* _Short exercise_: Scan the listing below and copy every line holding "this".

******************************

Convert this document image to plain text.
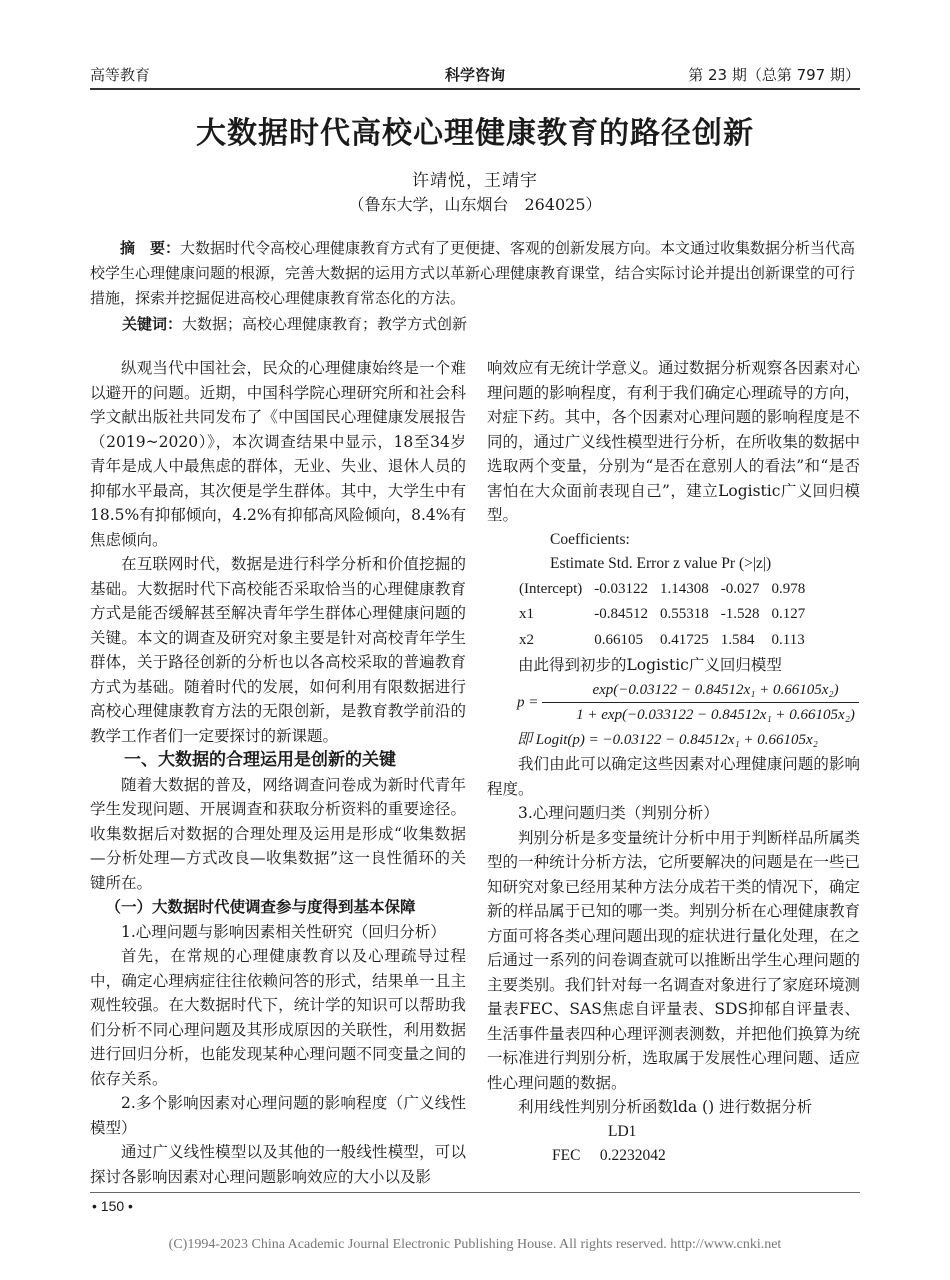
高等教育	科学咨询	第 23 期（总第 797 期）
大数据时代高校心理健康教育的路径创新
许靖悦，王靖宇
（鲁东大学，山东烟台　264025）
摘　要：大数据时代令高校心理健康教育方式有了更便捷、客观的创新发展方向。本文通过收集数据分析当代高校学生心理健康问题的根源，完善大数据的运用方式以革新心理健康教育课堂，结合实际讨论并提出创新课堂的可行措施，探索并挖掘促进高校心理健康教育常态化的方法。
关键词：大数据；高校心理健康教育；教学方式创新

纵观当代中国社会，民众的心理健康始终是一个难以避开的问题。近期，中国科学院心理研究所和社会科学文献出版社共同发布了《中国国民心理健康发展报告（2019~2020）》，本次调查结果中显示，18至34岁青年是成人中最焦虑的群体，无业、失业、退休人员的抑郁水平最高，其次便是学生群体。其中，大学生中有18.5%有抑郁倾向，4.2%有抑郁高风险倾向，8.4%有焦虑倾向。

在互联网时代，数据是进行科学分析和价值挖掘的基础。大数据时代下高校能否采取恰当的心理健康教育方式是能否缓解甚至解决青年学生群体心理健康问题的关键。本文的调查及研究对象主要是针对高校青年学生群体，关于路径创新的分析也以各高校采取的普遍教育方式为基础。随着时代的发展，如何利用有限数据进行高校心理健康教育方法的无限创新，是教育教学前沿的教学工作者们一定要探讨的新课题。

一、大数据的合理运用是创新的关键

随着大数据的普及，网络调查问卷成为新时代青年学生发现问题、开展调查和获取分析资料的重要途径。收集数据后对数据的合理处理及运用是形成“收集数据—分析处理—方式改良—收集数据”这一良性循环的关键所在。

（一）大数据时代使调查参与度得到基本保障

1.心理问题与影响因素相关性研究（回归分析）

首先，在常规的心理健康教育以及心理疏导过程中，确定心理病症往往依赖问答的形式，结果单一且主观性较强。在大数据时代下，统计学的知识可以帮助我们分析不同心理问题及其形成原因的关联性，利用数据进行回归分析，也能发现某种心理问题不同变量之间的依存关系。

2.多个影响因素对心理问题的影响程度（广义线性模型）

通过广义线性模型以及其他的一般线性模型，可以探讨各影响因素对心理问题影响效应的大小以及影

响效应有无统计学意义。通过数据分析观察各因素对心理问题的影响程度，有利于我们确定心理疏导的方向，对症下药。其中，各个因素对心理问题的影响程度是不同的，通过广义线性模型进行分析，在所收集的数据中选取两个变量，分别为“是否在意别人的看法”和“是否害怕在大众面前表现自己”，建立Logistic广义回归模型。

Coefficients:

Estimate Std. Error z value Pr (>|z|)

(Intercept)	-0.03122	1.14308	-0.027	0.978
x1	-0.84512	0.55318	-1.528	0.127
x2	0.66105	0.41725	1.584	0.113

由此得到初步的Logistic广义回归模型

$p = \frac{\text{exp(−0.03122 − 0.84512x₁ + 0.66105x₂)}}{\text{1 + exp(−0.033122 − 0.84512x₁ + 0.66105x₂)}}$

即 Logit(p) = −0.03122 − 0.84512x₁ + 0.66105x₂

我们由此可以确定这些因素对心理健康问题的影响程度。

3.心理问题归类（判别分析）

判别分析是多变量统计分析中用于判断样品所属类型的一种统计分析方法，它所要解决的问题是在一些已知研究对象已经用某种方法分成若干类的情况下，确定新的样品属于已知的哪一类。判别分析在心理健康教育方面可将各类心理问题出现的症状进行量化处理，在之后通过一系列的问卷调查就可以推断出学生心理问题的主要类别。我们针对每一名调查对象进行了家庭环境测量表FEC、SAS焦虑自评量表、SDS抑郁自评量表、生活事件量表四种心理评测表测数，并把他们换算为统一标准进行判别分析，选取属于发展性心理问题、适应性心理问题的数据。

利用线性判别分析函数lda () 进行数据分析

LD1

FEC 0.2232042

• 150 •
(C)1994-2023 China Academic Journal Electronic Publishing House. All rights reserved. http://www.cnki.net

******************************

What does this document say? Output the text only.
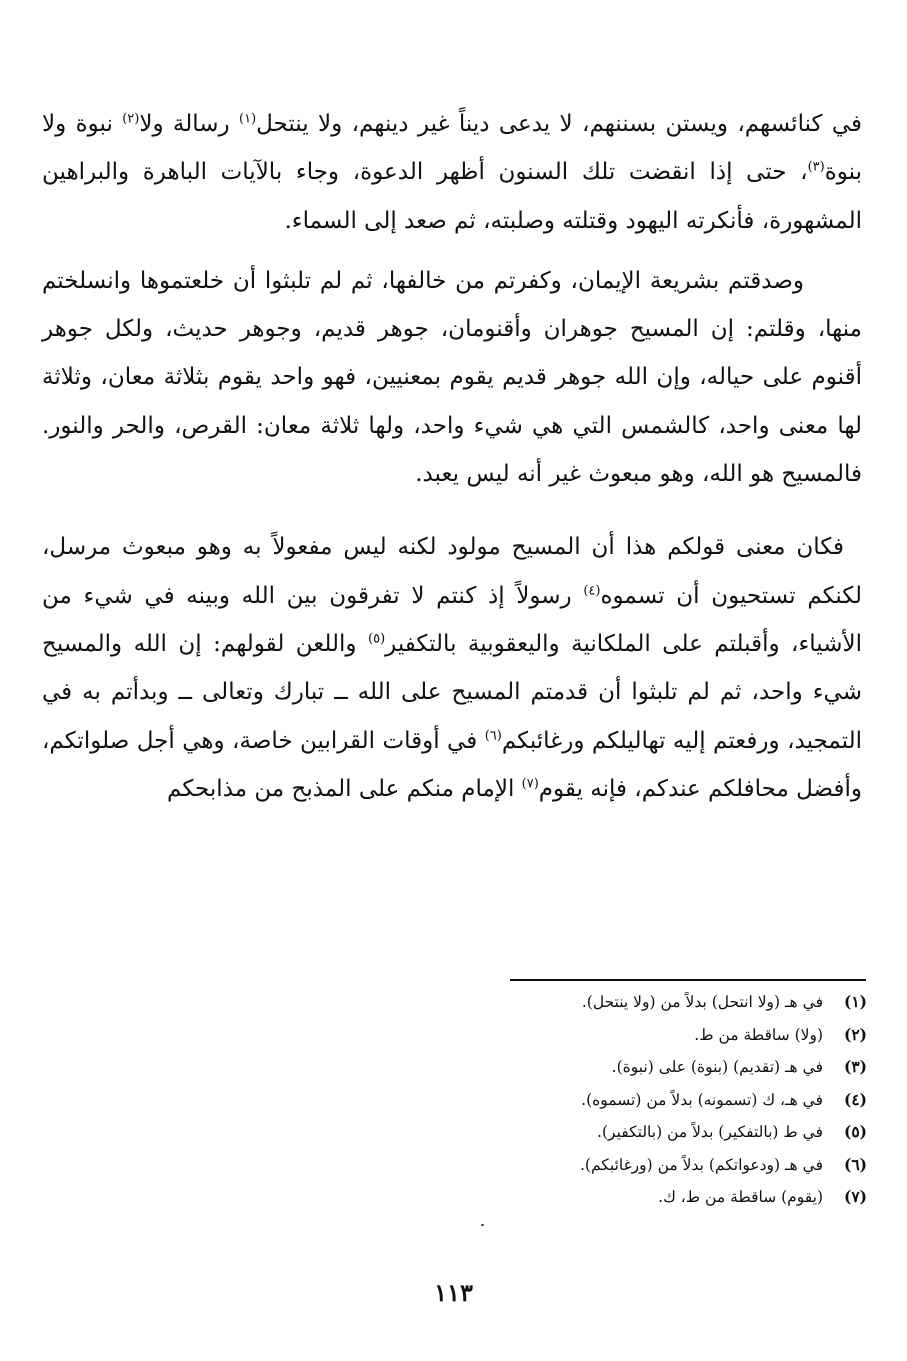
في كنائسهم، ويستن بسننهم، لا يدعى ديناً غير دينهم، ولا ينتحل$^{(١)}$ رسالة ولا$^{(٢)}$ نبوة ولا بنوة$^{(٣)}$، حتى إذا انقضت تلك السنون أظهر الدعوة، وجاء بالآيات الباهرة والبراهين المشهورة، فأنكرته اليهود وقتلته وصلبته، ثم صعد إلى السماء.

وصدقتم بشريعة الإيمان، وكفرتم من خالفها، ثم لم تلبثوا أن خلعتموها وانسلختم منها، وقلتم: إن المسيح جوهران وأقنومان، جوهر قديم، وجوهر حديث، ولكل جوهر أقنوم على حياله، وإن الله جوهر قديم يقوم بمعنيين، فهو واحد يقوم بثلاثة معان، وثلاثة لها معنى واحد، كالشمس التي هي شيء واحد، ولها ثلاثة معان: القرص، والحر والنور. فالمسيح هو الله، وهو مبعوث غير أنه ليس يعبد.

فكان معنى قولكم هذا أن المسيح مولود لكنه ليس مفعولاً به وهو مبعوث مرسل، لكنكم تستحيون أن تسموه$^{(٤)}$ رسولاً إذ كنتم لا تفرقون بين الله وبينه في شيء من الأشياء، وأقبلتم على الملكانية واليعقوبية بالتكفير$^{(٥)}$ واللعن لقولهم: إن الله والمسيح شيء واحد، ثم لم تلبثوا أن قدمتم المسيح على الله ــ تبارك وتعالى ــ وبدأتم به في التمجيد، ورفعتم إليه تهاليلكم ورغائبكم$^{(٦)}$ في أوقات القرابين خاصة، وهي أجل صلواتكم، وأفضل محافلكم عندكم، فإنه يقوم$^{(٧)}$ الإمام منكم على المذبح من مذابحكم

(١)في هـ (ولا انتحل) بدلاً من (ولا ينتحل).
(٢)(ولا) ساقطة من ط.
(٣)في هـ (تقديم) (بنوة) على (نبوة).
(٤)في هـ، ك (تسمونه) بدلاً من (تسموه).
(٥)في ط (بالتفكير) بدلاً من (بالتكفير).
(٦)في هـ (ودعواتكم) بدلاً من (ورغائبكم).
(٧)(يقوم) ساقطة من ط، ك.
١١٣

******************************

* _Solved exercise_:
Convert this document image to plain text.
What does this document say? Output the text only.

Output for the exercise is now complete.